- [TASK OBJECTIVE]:
Look over the lines below. Report each one that includes the string "блоки".
START
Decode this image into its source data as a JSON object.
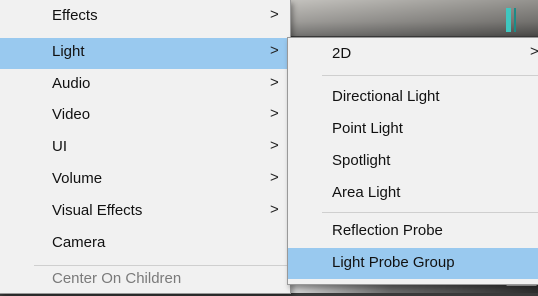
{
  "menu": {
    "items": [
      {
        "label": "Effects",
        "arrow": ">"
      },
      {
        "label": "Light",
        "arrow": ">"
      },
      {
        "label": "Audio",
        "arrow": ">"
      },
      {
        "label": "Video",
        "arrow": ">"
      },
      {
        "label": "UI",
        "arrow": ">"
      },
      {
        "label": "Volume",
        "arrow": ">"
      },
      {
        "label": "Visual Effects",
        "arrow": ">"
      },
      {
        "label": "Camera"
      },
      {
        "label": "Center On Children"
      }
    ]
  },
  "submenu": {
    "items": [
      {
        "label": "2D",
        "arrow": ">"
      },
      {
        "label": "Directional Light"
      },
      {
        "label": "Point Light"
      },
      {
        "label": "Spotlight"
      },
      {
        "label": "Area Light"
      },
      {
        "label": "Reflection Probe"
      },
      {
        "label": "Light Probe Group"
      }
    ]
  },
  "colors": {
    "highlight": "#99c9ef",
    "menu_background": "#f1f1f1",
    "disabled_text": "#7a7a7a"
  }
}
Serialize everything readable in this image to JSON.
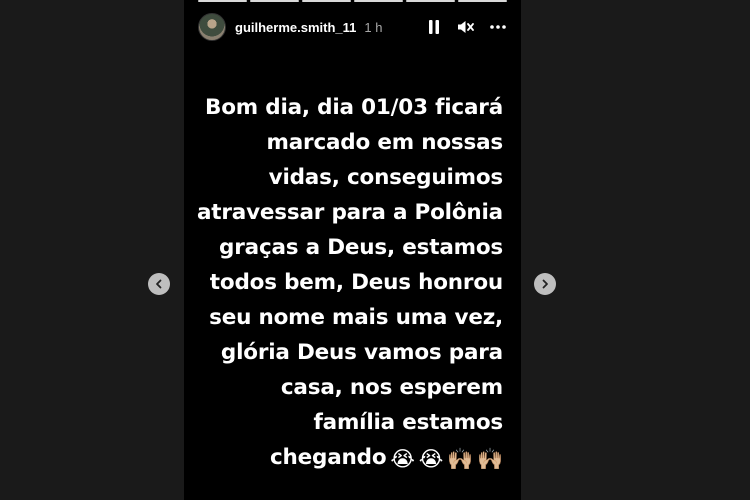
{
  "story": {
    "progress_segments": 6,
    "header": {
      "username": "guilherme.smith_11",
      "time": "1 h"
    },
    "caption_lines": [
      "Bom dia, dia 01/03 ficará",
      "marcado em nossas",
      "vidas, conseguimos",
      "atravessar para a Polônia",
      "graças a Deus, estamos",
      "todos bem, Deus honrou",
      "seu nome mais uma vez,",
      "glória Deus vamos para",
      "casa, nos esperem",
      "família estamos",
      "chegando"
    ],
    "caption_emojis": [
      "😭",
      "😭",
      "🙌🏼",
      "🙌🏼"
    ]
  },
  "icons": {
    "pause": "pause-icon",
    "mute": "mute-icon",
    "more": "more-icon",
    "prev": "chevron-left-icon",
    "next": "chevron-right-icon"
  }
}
END
START
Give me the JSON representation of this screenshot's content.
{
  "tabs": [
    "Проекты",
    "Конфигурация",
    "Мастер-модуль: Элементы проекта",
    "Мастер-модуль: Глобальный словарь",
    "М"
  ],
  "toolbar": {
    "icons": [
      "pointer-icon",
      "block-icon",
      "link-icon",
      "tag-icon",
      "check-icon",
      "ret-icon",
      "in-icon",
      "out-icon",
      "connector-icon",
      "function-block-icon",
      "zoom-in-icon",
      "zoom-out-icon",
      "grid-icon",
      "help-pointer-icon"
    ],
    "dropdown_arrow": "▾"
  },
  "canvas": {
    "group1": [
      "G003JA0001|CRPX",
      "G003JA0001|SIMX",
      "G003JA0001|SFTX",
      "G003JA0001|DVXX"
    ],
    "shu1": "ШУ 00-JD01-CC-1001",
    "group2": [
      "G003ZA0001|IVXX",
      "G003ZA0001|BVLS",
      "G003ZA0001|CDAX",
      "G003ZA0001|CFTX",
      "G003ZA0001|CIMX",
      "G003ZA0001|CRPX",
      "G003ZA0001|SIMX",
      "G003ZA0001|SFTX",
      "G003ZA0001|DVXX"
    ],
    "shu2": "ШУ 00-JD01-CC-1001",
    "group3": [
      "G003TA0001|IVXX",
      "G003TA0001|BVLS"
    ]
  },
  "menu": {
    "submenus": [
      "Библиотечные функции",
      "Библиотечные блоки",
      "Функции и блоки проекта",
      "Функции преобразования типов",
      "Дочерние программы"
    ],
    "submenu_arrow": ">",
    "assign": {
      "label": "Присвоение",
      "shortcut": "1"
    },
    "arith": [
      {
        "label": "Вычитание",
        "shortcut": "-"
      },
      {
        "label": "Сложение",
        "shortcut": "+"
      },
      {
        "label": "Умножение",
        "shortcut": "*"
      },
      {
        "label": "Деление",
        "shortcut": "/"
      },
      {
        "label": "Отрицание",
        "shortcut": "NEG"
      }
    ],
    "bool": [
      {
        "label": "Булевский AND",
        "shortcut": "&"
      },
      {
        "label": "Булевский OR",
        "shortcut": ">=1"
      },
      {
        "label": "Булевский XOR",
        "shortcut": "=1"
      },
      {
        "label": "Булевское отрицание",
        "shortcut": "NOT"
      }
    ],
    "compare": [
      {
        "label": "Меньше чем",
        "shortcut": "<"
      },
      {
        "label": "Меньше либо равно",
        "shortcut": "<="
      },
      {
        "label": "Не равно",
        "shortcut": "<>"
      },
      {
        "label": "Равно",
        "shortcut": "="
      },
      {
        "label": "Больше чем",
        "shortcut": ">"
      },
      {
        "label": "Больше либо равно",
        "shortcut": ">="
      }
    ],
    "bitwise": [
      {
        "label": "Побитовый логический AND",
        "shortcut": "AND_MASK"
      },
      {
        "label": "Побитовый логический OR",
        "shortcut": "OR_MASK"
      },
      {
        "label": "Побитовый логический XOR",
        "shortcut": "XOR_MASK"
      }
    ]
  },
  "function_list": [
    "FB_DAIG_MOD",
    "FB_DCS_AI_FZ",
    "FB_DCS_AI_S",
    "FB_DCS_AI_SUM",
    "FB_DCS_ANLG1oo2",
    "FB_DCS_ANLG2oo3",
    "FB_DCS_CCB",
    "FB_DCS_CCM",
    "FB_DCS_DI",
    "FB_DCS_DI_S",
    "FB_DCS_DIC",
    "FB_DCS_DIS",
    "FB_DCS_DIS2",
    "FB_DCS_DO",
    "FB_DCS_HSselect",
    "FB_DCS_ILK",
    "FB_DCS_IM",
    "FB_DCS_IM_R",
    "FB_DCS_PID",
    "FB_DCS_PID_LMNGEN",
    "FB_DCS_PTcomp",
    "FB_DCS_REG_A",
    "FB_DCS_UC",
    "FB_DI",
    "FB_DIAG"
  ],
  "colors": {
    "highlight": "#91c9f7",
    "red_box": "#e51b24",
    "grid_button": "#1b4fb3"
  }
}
END
- [OUTPUT]:
      "Библиотечные блоки",
      "Функции и блоки проекта",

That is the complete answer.